#### Exercise brief:
Skip the pictures. Transcribe the rest of the data below without changing a word.
━━━ Recorded information ━━━
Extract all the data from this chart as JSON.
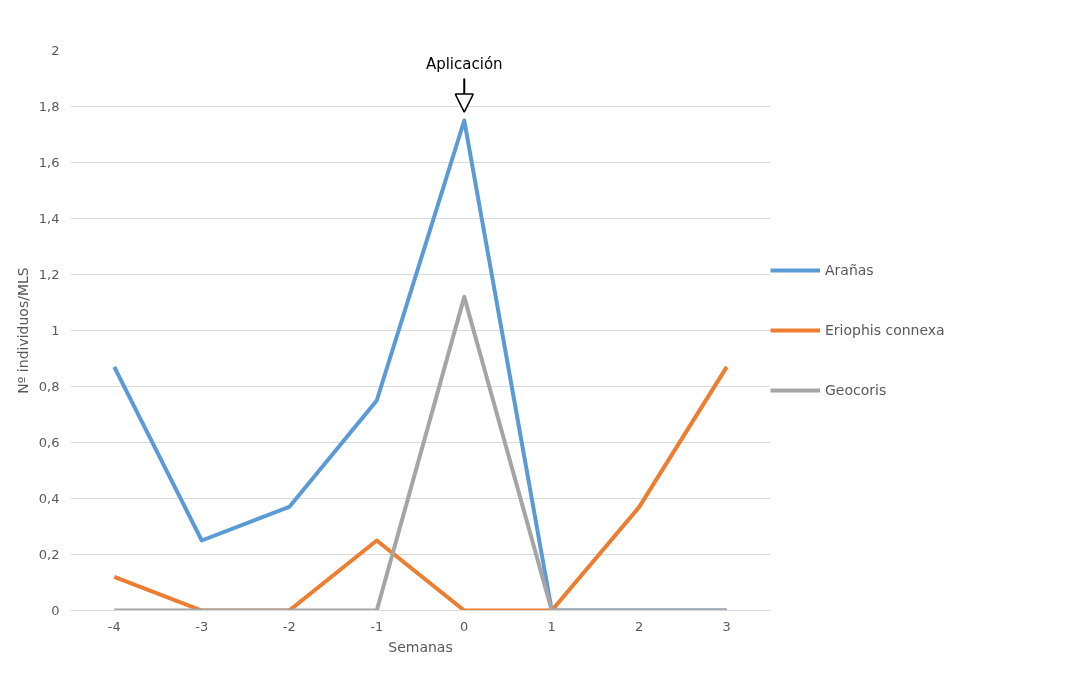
{
  "chart_data": {
    "type": "line",
    "xlabel": "Semanas",
    "ylabel": "Nº individuos/MLS",
    "categories": [
      "-4",
      "-3",
      "-2",
      "-1",
      "0",
      "1",
      "2",
      "3"
    ],
    "series": [
      {
        "name": "Arañas",
        "color": "#5b9bd5",
        "values": [
          0.87,
          0.25,
          0.37,
          0.75,
          1.75,
          0,
          0,
          0
        ]
      },
      {
        "name": "Eriophis connexa",
        "color": "#ed7d31",
        "values": [
          0.12,
          0,
          0,
          0.25,
          0,
          0,
          0.37,
          0.87
        ]
      },
      {
        "name": "Geocoris",
        "color": "#a5a5a5",
        "values": [
          0,
          0,
          0,
          0,
          1.12,
          0,
          0,
          0
        ]
      }
    ],
    "ylim": [
      0,
      2
    ],
    "yticks": [
      0,
      {
        "value": 0.2,
        "label": "0,2"
      },
      {
        "value": 0.4,
        "label": "0,4"
      },
      {
        "value": 0.6,
        "label": "0,6"
      },
      {
        "value": 0.8,
        "label": "0,8"
      },
      1,
      {
        "value": 1.2,
        "label": "1,2"
      },
      {
        "value": 1.4,
        "label": "1,4"
      },
      {
        "value": 1.6,
        "label": "1,6"
      },
      {
        "value": 1.8,
        "label": "1,8"
      },
      2
    ],
    "annotations": [
      {
        "text": "Aplicación",
        "x": "0",
        "y": 1.75
      }
    ],
    "grid": "y",
    "legend": "right",
    "line_style": "solid",
    "marker": "none"
  }
}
━━━
#### Answer to this task:
Extract all the data from this chart as JSON.
{
  "chart_data": {
    "type": "line",
    "xlabel": "Semanas",
    "ylabel": "Nº individuos/MLS",
    "categories": [
      "-4",
      "-3",
      "-2",
      "-1",
      "0",
      "1",
      "2",
      "3"
    ],
    "series": [
      {
        "name": "Arañas",
        "color": "#5b9bd5",
        "values": [
          0.87,
          0.25,
          0.37,
          0.75,
          1.75,
          0,
          0,
          0
        ]
      },
      {
        "name": "Eriophis connexa",
        "color": "#ed7d31",
        "values": [
          0.12,
          0,
          0,
          0.25,
          0,
          0,
          0.37,
          0.87
        ]
      },
      {
        "name": "Geocoris",
        "color": "#a5a5a5",
        "values": [
          0,
          0,
          0,
          0,
          1.12,
          0,
          0,
          0
        ]
      }
    ],
    "ylim": [
      0,
      2
    ],
    "yticks": [
      0,
      {
        "value": 0.2,
        "label": "0,2"
      },
      {
        "value": 0.4,
        "label": "0,4"
      },
      {
        "value": 0.6,
        "label": "0,6"
      },
      {
        "value": 0.8,
        "label": "0,8"
      },
      1,
      {
        "value": 1.2,
        "label": "1,2"
      },
      {
        "value": 1.4,
        "label": "1,4"
      },
      {
        "value": 1.6,
        "label": "1,6"
      },
      {
        "value": 1.8,
        "label": "1,8"
      },
      2
    ],
    "annotations": [
      {
        "text": "Aplicación",
        "x": "0",
        "y": 1.75
      }
    ],
    "grid": "y",
    "legend": "right",
    "line_style": "solid",
    "marker": "none"
  }
}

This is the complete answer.